[Exercise aim] Return each entry exactly, omitting nothing.

start Rows

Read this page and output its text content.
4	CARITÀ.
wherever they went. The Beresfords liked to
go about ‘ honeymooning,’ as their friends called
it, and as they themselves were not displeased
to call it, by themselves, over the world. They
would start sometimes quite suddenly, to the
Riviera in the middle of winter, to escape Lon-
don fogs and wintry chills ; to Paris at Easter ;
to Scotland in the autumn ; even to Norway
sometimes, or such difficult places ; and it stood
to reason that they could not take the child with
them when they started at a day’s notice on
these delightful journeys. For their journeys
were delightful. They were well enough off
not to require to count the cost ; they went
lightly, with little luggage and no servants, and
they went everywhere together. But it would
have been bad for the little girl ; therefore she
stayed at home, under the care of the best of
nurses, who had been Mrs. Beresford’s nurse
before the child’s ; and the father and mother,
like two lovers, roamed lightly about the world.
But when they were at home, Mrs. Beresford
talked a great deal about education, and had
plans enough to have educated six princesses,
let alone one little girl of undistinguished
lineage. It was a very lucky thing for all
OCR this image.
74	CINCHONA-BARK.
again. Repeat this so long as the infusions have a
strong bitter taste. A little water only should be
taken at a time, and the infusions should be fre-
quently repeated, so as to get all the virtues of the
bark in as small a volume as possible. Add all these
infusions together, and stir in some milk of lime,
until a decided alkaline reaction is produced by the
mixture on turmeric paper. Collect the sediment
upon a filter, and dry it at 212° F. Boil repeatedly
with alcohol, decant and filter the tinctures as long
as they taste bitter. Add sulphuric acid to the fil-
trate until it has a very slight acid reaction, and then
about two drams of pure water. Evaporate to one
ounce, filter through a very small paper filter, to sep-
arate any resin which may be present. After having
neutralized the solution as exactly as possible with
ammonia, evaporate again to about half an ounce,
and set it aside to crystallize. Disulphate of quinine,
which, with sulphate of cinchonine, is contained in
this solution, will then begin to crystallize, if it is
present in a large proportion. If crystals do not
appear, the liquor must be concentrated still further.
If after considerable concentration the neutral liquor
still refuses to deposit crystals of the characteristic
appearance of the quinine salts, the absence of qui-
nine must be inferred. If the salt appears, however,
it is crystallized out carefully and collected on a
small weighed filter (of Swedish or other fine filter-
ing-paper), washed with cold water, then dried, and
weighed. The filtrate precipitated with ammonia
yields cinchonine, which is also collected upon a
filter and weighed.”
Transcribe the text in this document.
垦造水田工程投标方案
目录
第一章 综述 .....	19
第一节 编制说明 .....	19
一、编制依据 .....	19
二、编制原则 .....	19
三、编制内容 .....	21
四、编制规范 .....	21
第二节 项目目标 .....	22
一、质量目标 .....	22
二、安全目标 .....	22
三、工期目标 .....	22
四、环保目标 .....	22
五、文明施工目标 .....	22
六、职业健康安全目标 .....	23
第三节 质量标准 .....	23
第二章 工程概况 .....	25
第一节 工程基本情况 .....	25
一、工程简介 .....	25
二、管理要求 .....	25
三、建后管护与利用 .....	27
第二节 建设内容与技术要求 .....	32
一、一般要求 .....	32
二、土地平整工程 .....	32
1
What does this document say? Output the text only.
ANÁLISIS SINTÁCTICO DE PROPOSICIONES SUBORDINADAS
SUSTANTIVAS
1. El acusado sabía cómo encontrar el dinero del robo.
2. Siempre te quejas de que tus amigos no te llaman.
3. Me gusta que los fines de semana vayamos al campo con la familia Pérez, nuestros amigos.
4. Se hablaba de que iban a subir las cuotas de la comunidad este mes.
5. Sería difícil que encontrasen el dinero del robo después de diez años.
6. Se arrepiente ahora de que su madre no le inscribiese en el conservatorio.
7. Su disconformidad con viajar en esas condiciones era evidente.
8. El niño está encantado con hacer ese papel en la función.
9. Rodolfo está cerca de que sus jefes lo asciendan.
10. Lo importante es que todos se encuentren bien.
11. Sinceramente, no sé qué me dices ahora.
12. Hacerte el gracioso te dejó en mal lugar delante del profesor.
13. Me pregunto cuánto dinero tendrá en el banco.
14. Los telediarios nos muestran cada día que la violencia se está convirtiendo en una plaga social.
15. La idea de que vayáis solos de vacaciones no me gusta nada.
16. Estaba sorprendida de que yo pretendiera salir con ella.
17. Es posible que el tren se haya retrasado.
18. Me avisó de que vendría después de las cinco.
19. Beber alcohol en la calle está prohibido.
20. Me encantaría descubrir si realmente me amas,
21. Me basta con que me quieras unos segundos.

end Rows

[Correct response]
Read this page and output its text content.
4	CARITÀ.
wherever they went. The Beresfords liked to
go about ‘ honeymooning,’ as their friends called
it, and as they themselves were not displeased
to call it, by themselves, over the world. They
would start sometimes quite suddenly, to the
Riviera in the middle of winter, to escape Lon-
don fogs and wintry chills ; to Paris at Easter ;
to Scotland in the autumn ; even to Norway
sometimes, or such difficult places ; and it stood
to reason that they could not take the child with
them when they started at a day’s notice on
these delightful journeys. For their journeys
were delightful. They were well enough off
not to require to count the cost ; they went
lightly, with little luggage and no servants, and
they went everywhere together. But it would
have been bad for the little girl ; therefore she
stayed at home, under the care of the best of
nurses, who had been Mrs. Beresford’s nurse
before the child’s ; and the father and mother,
like two lovers, roamed lightly about the world.
But when they were at home, Mrs. Beresford
talked a great deal about education, and had
plans enough to have educated six princesses,
let alone one little girl of undistinguished
lineage. It was a very lucky thing for all
OCR this image.
74	CINCHONA-BARK.
again. Repeat this so long as the infusions have a
strong bitter taste. A little water only should be
taken at a time, and the infusions should be fre-
quently repeated, so as to get all the virtues of the
bark in as small a volume as possible. Add all these
infusions together, and stir in some milk of lime,
until a decided alkaline reaction is produced by the
mixture on turmeric paper. Collect the sediment
upon a filter, and dry it at 212° F. Boil repeatedly
with alcohol, decant and filter the tinctures as long
as they taste bitter. Add sulphuric acid to the fil-
trate until it has a very slight acid reaction, and then
about two drams of pure water. Evaporate to one
ounce, filter through a very small paper filter, to sep-
arate any resin which may be present. After having
neutralized the solution as exactly as possible with
ammonia, evaporate again to about half an ounce,
and set it aside to crystallize. Disulphate of quinine,
which, with sulphate of cinchonine, is contained in
this solution, will then begin to crystallize, if it is
present in a large proportion. If crystals do not
appear, the liquor must be concentrated still further.
If after considerable concentration the neutral liquor
still refuses to deposit crystals of the characteristic
appearance of the quinine salts, the absence of qui-
nine must be inferred. If the salt appears, however,
it is crystallized out carefully and collected on a
small weighed filter (of Swedish or other fine filter-
ing-paper), washed with cold water, then dried, and
weighed. The filtrate precipitated with ammonia
yields cinchonine, which is also collected upon a
filter and weighed.”
Transcribe the text in this document.
垦造水田工程投标方案
目录
第一章 综述 .....	19
第一节 编制说明 .....	19
一、编制依据 .....	19
二、编制原则 .....	19
三、编制内容 .....	21
四、编制规范 .....	21
第二节 项目目标 .....	22
一、质量目标 .....	22
二、安全目标 .....	22
三、工期目标 .....	22
四、环保目标 .....	22
五、文明施工目标 .....	22
六、职业健康安全目标 .....	23
第三节 质量标准 .....	23
第二章 工程概况 .....	25
第一节 工程基本情况 .....	25
一、工程简介 .....	25
二、管理要求 .....	25
三、建后管护与利用 .....	27
第二节 建设内容与技术要求 .....	32
一、一般要求 .....	32
二、土地平整工程 .....	32
1
What does this document say? Output the text only.
ANÁLISIS SINTÁCTICO DE PROPOSICIONES SUBORDINADAS
SUSTANTIVAS
1. El acusado sabía cómo encontrar el dinero del robo.
2. Siempre te quejas de que tus amigos no te llaman.
3. Me gusta que los fines de semana vayamos al campo con la familia Pérez, nuestros amigos.
4. Se hablaba de que iban a subir las cuotas de la comunidad este mes.
5. Sería difícil que encontrasen el dinero del robo después de diez años.
6. Se arrepiente ahora de que su madre no le inscribiese en el conservatorio.
7. Su disconformidad con viajar en esas condiciones era evidente.
8. El niño está encantado con hacer ese papel en la función.
9. Rodolfo está cerca de que sus jefes lo asciendan.
10. Lo importante es que todos se encuentren bien.
11. Sinceramente, no sé qué me dices ahora.
12. Hacerte el gracioso te dejó en mal lugar delante del profesor.
13. Me pregunto cuánto dinero tendrá en el banco.
14. Los telediarios nos muestran cada día que la violencia se está convirtiendo en una plaga social.
15. La idea de que vayáis solos de vacaciones no me gusta nada.
16. Estaba sorprendida de que yo pretendiera salir con ella.
17. Es posible que el tren se haya retrasado.
18. Me avisó de que vendría después de las cinco.
19. Beber alcohol en la calle está prohibido.
20. Me encantaría descubrir si realmente me amas,
21. Me basta con que me quieras unos segundos.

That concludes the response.